---- EXERCISE DATA

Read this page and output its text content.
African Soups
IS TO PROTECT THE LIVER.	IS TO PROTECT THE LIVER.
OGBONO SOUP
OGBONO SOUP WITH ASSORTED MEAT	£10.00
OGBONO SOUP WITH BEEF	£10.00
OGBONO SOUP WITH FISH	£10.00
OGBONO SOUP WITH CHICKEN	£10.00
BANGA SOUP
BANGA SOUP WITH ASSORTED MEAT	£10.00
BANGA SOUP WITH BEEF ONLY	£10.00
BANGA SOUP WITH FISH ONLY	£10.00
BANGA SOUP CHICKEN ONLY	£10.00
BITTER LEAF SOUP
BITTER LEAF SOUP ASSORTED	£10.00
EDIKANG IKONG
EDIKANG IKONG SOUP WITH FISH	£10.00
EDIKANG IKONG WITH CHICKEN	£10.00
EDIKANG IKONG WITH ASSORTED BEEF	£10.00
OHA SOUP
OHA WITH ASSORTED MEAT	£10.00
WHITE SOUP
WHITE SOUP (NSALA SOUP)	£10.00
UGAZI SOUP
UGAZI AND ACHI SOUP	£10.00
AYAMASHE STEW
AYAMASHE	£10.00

--------

:: TASK TO CARRY OUT ::
Look over the listing. Pull out every line with the string "FISH" in it.

:: RESULT OF THIS EXERCISE ::
OGBONO SOUP WITH FISH	£10.00
BANGA SOUP WITH FISH ONLY	£10.00
EDIKANG IKONG SOUP WITH FISH	£10.00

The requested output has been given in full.